=== Given records ===
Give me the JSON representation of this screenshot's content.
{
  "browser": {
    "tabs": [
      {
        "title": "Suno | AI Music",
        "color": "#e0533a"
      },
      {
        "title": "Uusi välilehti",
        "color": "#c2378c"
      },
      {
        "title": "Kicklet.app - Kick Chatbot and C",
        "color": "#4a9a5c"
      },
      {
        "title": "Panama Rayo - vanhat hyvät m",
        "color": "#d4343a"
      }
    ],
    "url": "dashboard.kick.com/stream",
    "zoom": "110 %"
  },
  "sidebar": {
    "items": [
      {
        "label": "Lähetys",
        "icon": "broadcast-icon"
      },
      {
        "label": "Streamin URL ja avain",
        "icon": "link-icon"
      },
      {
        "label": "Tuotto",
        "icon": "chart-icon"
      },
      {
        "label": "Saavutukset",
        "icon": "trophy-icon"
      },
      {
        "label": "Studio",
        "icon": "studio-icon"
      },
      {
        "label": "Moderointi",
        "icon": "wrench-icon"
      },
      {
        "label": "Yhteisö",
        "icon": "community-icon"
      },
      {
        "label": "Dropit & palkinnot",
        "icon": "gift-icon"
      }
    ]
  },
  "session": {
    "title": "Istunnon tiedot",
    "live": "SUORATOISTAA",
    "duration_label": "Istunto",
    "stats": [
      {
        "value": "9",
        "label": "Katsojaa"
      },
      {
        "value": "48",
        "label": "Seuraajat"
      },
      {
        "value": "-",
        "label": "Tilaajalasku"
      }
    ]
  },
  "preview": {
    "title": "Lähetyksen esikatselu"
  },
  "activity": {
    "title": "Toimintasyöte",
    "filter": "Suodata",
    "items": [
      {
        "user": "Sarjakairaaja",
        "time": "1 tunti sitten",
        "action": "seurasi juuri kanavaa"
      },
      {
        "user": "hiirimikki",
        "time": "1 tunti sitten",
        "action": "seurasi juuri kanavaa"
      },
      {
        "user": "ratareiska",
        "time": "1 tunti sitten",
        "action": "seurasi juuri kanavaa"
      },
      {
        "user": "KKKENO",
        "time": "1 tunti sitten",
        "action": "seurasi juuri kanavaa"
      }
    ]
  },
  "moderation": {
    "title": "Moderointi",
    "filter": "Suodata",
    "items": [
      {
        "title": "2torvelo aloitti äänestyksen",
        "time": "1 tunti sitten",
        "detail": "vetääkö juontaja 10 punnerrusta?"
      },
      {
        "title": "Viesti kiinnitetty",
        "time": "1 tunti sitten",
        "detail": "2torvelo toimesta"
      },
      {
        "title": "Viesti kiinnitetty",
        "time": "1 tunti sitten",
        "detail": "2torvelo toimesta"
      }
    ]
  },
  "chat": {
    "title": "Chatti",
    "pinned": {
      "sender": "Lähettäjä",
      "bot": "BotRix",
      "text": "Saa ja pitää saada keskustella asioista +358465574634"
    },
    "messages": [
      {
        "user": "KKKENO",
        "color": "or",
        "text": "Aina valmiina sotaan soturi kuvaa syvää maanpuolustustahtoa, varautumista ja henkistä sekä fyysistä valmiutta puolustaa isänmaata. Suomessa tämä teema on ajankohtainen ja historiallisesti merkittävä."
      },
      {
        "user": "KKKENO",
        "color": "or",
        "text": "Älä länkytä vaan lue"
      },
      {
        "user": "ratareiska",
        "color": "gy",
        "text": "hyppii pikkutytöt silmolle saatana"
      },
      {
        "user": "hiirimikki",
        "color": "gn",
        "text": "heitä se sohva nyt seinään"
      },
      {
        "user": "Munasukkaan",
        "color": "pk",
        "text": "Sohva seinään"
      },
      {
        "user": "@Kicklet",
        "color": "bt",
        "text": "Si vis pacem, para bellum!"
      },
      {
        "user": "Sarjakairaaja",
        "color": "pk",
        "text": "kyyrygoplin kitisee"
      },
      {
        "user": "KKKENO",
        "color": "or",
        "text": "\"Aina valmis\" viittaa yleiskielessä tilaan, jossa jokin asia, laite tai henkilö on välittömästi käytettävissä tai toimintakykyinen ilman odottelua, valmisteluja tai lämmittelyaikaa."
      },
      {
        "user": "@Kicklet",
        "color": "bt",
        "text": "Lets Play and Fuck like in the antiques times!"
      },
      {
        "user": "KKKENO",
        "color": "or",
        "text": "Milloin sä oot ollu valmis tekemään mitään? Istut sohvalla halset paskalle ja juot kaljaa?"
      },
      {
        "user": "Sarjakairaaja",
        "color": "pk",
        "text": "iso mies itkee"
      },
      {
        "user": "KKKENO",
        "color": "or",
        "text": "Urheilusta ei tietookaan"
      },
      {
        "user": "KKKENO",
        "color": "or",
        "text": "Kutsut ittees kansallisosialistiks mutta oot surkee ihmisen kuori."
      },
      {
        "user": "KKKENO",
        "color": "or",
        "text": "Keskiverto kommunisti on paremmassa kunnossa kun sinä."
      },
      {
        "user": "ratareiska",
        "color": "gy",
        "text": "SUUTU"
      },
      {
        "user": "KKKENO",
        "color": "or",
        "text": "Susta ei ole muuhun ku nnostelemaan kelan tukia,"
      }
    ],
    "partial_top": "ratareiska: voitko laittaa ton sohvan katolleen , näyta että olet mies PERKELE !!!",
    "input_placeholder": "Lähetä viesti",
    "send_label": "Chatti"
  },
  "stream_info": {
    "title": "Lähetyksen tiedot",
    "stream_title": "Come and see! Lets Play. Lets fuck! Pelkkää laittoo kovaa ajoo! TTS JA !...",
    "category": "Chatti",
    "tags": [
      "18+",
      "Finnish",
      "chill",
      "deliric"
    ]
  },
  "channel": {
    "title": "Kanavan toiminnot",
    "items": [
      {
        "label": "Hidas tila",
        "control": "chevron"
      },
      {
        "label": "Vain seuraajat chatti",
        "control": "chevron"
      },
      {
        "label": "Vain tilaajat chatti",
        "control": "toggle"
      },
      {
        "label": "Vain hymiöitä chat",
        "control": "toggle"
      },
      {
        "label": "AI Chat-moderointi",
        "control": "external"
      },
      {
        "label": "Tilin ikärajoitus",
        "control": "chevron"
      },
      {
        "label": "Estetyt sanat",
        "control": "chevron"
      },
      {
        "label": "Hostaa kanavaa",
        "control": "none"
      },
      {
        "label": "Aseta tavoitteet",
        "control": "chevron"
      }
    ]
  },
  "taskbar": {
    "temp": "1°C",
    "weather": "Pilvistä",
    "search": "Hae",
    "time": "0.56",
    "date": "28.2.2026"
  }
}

=== Task instructions ===
The records above should all be quoted exactly, please.

=== Solution to the exercise ===
Give me the JSON representation of this screenshot's content.
{
  "browser": {
    "tabs": [
      {
        "title": "Suno | AI Music",
        "color": "#e0533a"
      },
      {
        "title": "Uusi välilehti",
        "color": "#c2378c"
      },
      {
        "title": "Kicklet.app - Kick Chatbot and C",
        "color": "#4a9a5c"
      },
      {
        "title": "Panama Rayo - vanhat hyvät m",
        "color": "#d4343a"
      }
    ],
    "url": "dashboard.kick.com/stream",
    "zoom": "110 %"
  },
  "sidebar": {
    "items": [
      {
        "label": "Lähetys",
        "icon": "broadcast-icon"
      },
      {
        "label": "Streamin URL ja avain",
        "icon": "link-icon"
      },
      {
        "label": "Tuotto",
        "icon": "chart-icon"
      },
      {
        "label": "Saavutukset",
        "icon": "trophy-icon"
      },
      {
        "label": "Studio",
        "icon": "studio-icon"
      },
      {
        "label": "Moderointi",
        "icon": "wrench-icon"
      },
      {
        "label": "Yhteisö",
        "icon": "community-icon"
      },
      {
        "label": "Dropit & palkinnot",
        "icon": "gift-icon"
      }
    ]
  },
  "session": {
    "title": "Istunnon tiedot",
    "live": "SUORATOISTAA",
    "duration_label": "Istunto",
    "stats": [
      {
        "value": "9",
        "label": "Katsojaa"
      },
      {
        "value": "48",
        "label": "Seuraajat"
      },
      {
        "value": "-",
        "label": "Tilaajalasku"
      }
    ]
  },
  "preview": {
    "title": "Lähetyksen esikatselu"
  },
  "activity": {
    "title": "Toimintasyöte",
    "filter": "Suodata",
    "items": [
      {
        "user": "Sarjakairaaja",
        "time": "1 tunti sitten",
        "action": "seurasi juuri kanavaa"
      },
      {
        "user": "hiirimikki",
        "time": "1 tunti sitten",
        "action": "seurasi juuri kanavaa"
      },
      {
        "user": "ratareiska",
        "time": "1 tunti sitten",
        "action": "seurasi juuri kanavaa"
      },
      {
        "user": "KKKENO",
        "time": "1 tunti sitten",
        "action": "seurasi juuri kanavaa"
      }
    ]
  },
  "moderation": {
    "title": "Moderointi",
    "filter": "Suodata",
    "items": [
      {
        "title": "2torvelo aloitti äänestyksen",
        "time": "1 tunti sitten",
        "detail": "vetääkö juontaja 10 punnerrusta?"
      },
      {
        "title": "Viesti kiinnitetty",
        "time": "1 tunti sitten",
        "detail": "2torvelo toimesta"
      },
      {
        "title": "Viesti kiinnitetty",
        "time": "1 tunti sitten",
        "detail": "2torvelo toimesta"
      }
    ]
  },
  "chat": {
    "title": "Chatti",
    "pinned": {
      "sender": "Lähettäjä",
      "bot": "BotRix",
      "text": "Saa ja pitää saada keskustella asioista +358465574634"
    },
    "messages": [
      {
        "user": "KKKENO",
        "color": "or",
        "text": "Aina valmiina sotaan soturi kuvaa syvää maanpuolustustahtoa, varautumista ja henkistä sekä fyysistä valmiutta puolustaa isänmaata. Suomessa tämä teema on ajankohtainen ja historiallisesti merkittävä."
      },
      {
        "user": "KKKENO",
        "color": "or",
        "text": "Älä länkytä vaan lue"
      },
      {
        "user": "ratareiska",
        "color": "gy",
        "text": "hyppii pikkutytöt silmolle saatana"
      },
      {
        "user": "hiirimikki",
        "color": "gn",
        "text": "heitä se sohva nyt seinään"
      },
      {
        "user": "Munasukkaan",
        "color": "pk",
        "text": "Sohva seinään"
      },
      {
        "user": "@Kicklet",
        "color": "bt",
        "text": "Si vis pacem, para bellum!"
      },
      {
        "user": "Sarjakairaaja",
        "color": "pk",
        "text": "kyyrygoplin kitisee"
      },
      {
        "user": "KKKENO",
        "color": "or",
        "text": "\"Aina valmis\" viittaa yleiskielessä tilaan, jossa jokin asia, laite tai henkilö on välittömästi käytettävissä tai toimintakykyinen ilman odottelua, valmisteluja tai lämmittelyaikaa."
      },
      {
        "user": "@Kicklet",
        "color": "bt",
        "text": "Lets Play and Fuck like in the antiques times!"
      },
      {
        "user": "KKKENO",
        "color": "or",
        "text": "Milloin sä oot ollu valmis tekemään mitään? Istut sohvalla halset paskalle ja juot kaljaa?"
      },
      {
        "user": "Sarjakairaaja",
        "color": "pk",
        "text": "iso mies itkee"
      },
      {
        "user": "KKKENO",
        "color": "or",
        "text": "Urheilusta ei tietookaan"
      },
      {
        "user": "KKKENO",
        "color": "or",
        "text": "Kutsut ittees kansallisosialistiks mutta oot surkee ihmisen kuori."
      },
      {
        "user": "KKKENO",
        "color": "or",
        "text": "Keskiverto kommunisti on paremmassa kunnossa kun sinä."
      },
      {
        "user": "ratareiska",
        "color": "gy",
        "text": "SUUTU"
      },
      {
        "user": "KKKENO",
        "color": "or",
        "text": "Susta ei ole muuhun ku nnostelemaan kelan tukia,"
      }
    ],
    "partial_top": "ratareiska: voitko laittaa ton sohvan katolleen , näyta että olet mies PERKELE !!!",
    "input_placeholder": "Lähetä viesti",
    "send_label": "Chatti"
  },
  "stream_info": {
    "title": "Lähetyksen tiedot",
    "stream_title": "Come and see! Lets Play. Lets fuck! Pelkkää laittoo kovaa ajoo! TTS JA !...",
    "category": "Chatti",
    "tags": [
      "18+",
      "Finnish",
      "chill",
      "deliric"
    ]
  },
  "channel": {
    "title": "Kanavan toiminnot",
    "items": [
      {
        "label": "Hidas tila",
        "control": "chevron"
      },
      {
        "label": "Vain seuraajat chatti",
        "control": "chevron"
      },
      {
        "label": "Vain tilaajat chatti",
        "control": "toggle"
      },
      {
        "label": "Vain hymiöitä chat",
        "control": "toggle"
      },
      {
        "label": "AI Chat-moderointi",
        "control": "external"
      },
      {
        "label": "Tilin ikärajoitus",
        "control": "chevron"
      },
      {
        "label": "Estetyt sanat",
        "control": "chevron"
      },
      {
        "label": "Hostaa kanavaa",
        "control": "none"
      },
      {
        "label": "Aseta tavoitteet",
        "control": "chevron"
      }
    ]
  },
  "taskbar": {
    "temp": "1°C",
    "weather": "Pilvistä",
    "search": "Hae",
    "time": "0.56",
    "date": "28.2.2026"
  }
}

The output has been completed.